[Your task]: Reproduce every line of the material below verbatim, with no omissions or alterations.

[Lines of data]
● ● ● ● ●
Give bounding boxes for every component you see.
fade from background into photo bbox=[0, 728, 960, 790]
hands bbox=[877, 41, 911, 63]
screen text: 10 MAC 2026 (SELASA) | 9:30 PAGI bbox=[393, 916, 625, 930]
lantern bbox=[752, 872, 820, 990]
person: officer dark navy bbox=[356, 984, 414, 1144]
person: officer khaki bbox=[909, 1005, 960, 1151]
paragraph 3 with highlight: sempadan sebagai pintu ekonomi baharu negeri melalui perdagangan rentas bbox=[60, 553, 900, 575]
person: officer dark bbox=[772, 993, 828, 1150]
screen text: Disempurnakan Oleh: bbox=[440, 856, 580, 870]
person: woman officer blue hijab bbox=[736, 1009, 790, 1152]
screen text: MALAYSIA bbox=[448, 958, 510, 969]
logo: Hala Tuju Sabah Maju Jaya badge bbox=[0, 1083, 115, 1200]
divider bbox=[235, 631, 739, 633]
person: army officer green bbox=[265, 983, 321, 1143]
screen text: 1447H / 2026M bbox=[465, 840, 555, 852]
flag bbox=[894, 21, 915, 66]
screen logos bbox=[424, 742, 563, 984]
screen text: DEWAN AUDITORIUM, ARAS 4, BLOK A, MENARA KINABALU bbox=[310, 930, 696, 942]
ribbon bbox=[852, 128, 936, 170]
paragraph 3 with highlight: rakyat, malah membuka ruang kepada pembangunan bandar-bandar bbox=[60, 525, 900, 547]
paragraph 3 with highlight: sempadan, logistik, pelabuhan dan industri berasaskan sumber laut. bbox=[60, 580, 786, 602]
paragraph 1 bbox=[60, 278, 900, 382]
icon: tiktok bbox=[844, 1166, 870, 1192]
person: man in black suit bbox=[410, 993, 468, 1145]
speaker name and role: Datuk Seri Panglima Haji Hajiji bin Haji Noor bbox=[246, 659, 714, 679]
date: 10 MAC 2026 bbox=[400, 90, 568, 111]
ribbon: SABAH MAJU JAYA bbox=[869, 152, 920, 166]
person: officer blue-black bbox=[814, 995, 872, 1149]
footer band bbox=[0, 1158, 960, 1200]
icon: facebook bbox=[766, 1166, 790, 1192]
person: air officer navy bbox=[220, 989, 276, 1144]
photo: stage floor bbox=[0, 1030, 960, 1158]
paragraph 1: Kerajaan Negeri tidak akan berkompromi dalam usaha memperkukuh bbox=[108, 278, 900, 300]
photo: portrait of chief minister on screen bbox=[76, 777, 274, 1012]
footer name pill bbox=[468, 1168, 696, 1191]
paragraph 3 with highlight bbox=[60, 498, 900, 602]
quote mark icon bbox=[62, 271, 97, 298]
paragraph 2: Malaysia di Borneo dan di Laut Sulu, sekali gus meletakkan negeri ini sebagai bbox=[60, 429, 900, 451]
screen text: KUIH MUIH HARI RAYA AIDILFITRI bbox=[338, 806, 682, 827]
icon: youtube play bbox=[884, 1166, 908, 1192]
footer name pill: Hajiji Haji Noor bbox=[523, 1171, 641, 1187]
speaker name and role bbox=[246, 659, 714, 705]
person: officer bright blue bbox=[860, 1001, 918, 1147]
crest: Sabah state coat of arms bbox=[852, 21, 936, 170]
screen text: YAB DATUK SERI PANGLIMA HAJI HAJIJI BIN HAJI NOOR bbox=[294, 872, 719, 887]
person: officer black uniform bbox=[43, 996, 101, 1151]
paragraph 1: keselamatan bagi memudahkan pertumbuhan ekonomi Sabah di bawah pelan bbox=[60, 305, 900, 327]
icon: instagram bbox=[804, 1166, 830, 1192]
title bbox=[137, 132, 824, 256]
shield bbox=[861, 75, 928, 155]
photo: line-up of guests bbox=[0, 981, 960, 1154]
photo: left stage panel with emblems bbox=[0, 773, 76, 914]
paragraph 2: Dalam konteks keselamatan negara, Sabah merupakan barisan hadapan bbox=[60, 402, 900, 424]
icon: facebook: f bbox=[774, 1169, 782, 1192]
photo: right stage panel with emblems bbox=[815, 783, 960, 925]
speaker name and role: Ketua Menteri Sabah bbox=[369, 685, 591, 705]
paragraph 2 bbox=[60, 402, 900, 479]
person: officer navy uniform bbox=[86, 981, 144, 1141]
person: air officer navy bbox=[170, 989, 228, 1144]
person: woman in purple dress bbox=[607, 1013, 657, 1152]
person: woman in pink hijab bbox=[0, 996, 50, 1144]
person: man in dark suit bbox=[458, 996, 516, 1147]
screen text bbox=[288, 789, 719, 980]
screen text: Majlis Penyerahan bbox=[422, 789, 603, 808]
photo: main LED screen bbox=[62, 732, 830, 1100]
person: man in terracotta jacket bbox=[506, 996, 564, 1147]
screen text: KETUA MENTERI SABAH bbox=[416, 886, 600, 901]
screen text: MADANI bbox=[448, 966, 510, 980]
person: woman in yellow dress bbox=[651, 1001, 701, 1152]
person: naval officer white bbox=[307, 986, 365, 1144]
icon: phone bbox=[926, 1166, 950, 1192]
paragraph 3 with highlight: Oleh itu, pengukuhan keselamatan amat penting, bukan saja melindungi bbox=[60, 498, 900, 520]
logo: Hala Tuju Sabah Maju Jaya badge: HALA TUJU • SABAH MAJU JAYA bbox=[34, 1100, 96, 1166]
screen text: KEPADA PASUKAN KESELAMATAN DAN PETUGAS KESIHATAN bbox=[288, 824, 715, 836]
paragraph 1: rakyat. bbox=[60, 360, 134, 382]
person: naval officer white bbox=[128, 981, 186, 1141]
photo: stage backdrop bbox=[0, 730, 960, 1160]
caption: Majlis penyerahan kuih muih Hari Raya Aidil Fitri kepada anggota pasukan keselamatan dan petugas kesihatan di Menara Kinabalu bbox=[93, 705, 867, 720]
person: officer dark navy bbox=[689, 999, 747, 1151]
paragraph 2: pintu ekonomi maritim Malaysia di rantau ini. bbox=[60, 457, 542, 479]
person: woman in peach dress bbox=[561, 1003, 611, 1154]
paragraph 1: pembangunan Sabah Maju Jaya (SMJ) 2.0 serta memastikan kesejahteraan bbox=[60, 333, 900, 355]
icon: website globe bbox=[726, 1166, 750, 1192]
● ● ● ● ●
[Correct response]:
Give bounding boxes for every component you see.
fade from background into photo bbox=[0, 728, 960, 790]
hands bbox=[877, 41, 911, 63]
screen text: 10 MAC 2026 (SELASA) | 9:30 PAGI bbox=[393, 916, 625, 930]
lantern bbox=[752, 872, 820, 990]
person: officer dark navy bbox=[356, 984, 414, 1144]
person: officer khaki bbox=[909, 1005, 960, 1151]
paragraph 3 with highlight: sempadan sebagai pintu ekonomi baharu negeri melalui perdagangan rentas bbox=[60, 553, 900, 575]
person: officer dark bbox=[772, 993, 828, 1150]
screen text: Disempurnakan Oleh: bbox=[440, 856, 580, 870]
person: woman officer blue hijab bbox=[736, 1009, 790, 1152]
screen text: MALAYSIA bbox=[448, 958, 510, 969]
logo: Hala Tuju Sabah Maju Jaya badge bbox=[0, 1083, 115, 1200]
divider bbox=[235, 631, 739, 633]
person: army officer green bbox=[265, 983, 321, 1143]
screen text: 1447H / 2026M bbox=[465, 840, 555, 852]
flag bbox=[894, 21, 915, 66]
screen logos bbox=[424, 742, 563, 984]
screen text: DEWAN AUDITORIUM, ARAS 4, BLOK A, MENARA KINABALU bbox=[310, 930, 696, 942]
ribbon bbox=[852, 128, 936, 170]
paragraph 3 with highlight: rakyat, malah membuka ruang kepada pembangunan bandar-bandar bbox=[60, 525, 900, 547]
paragraph 3 with highlight: sempadan, logistik, pelabuhan dan industri berasaskan sumber laut. bbox=[60, 580, 786, 602]
paragraph 1 bbox=[60, 278, 900, 382]
icon: tiktok bbox=[844, 1166, 870, 1192]
person: man in black suit bbox=[410, 993, 468, 1145]
speaker name and role: Datuk Seri Panglima Haji Hajiji bin Haji Noor bbox=[246, 659, 714, 679]
date: 10 MAC 2026 bbox=[400, 90, 568, 111]
ribbon: SABAH MAJU JAYA bbox=[869, 152, 920, 166]
person: officer blue-black bbox=[814, 995, 872, 1149]
footer band bbox=[0, 1158, 960, 1200]
icon: facebook bbox=[766, 1166, 790, 1192]
person: air officer navy bbox=[220, 989, 276, 1144]
photo: stage floor bbox=[0, 1030, 960, 1158]
paragraph 1: Kerajaan Negeri tidak akan berkompromi dalam usaha memperkukuh bbox=[108, 278, 900, 300]
photo: portrait of chief minister on screen bbox=[76, 777, 274, 1012]
footer name pill bbox=[468, 1168, 696, 1191]
paragraph 3 with highlight bbox=[60, 498, 900, 602]
quote mark icon bbox=[62, 271, 97, 298]
paragraph 2: Malaysia di Borneo dan di Laut Sulu, sekali gus meletakkan negeri ini sebagai bbox=[60, 429, 900, 451]
screen text: KUIH MUIH HARI RAYA AIDILFITRI bbox=[338, 806, 682, 827]
icon: youtube play bbox=[884, 1166, 908, 1192]
footer name pill: Hajiji Haji Noor bbox=[523, 1171, 641, 1187]
speaker name and role bbox=[246, 659, 714, 705]
person: officer bright blue bbox=[860, 1001, 918, 1147]
crest: Sabah state coat of arms bbox=[852, 21, 936, 170]
screen text: YAB DATUK SERI PANGLIMA HAJI HAJIJI BIN HAJI NOOR bbox=[294, 872, 719, 887]
person: officer black uniform bbox=[43, 996, 101, 1151]
paragraph 1: keselamatan bagi memudahkan pertumbuhan ekonomi Sabah di bawah pelan bbox=[60, 305, 900, 327]
icon: instagram bbox=[804, 1166, 830, 1192]
title bbox=[137, 132, 824, 256]
shield bbox=[861, 75, 928, 155]
photo: line-up of guests bbox=[0, 981, 960, 1154]
photo: left stage panel with emblems bbox=[0, 773, 76, 914]
paragraph 2: Dalam konteks keselamatan negara, Sabah merupakan barisan hadapan bbox=[60, 402, 900, 424]
icon: facebook: f bbox=[774, 1169, 782, 1192]
photo: right stage panel with emblems bbox=[815, 783, 960, 925]
speaker name and role: Ketua Menteri Sabah bbox=[369, 685, 591, 705]
paragraph 2 bbox=[60, 402, 900, 479]
person: officer navy uniform bbox=[86, 981, 144, 1141]
person: air officer navy bbox=[170, 989, 228, 1144]
person: woman in purple dress bbox=[607, 1013, 657, 1152]
person: woman in pink hijab bbox=[0, 996, 50, 1144]
person: man in dark suit bbox=[458, 996, 516, 1147]
screen text bbox=[288, 789, 719, 980]
screen text: Majlis Penyerahan bbox=[422, 789, 603, 808]
photo: main LED screen bbox=[62, 732, 830, 1100]
person: man in terracotta jacket bbox=[506, 996, 564, 1147]
screen text: KETUA MENTERI SABAH bbox=[416, 886, 600, 901]
screen text: MADANI bbox=[448, 966, 510, 980]
person: woman in yellow dress bbox=[651, 1001, 701, 1152]
person: naval officer white bbox=[307, 986, 365, 1144]
icon: phone bbox=[926, 1166, 950, 1192]
paragraph 3 with highlight: Oleh itu, pengukuhan keselamatan amat penting, bukan saja melindungi bbox=[60, 498, 900, 520]
logo: Hala Tuju Sabah Maju Jaya badge: HALA TUJU • SABAH MAJU JAYA bbox=[34, 1100, 96, 1166]
screen text: KEPADA PASUKAN KESELAMATAN DAN PETUGAS KESIHATAN bbox=[288, 824, 715, 836]
paragraph 1: rakyat. bbox=[60, 360, 134, 382]
person: naval officer white bbox=[128, 981, 186, 1141]
photo: stage backdrop bbox=[0, 730, 960, 1160]
caption: Majlis penyerahan kuih muih Hari Raya Aidil Fitri kepada anggota pasukan keselamatan dan petugas kesihatan di Menara Kinabalu bbox=[93, 705, 867, 720]
person: officer dark navy bbox=[689, 999, 747, 1151]
paragraph 2: pintu ekonomi maritim Malaysia di rantau ini. bbox=[60, 457, 542, 479]
person: woman in peach dress bbox=[561, 1003, 611, 1154]
paragraph 1: pembangunan Sabah Maju Jaya (SMJ) 2.0 serta memastikan kesejahteraan bbox=[60, 333, 900, 355]
icon: website globe bbox=[726, 1166, 750, 1192]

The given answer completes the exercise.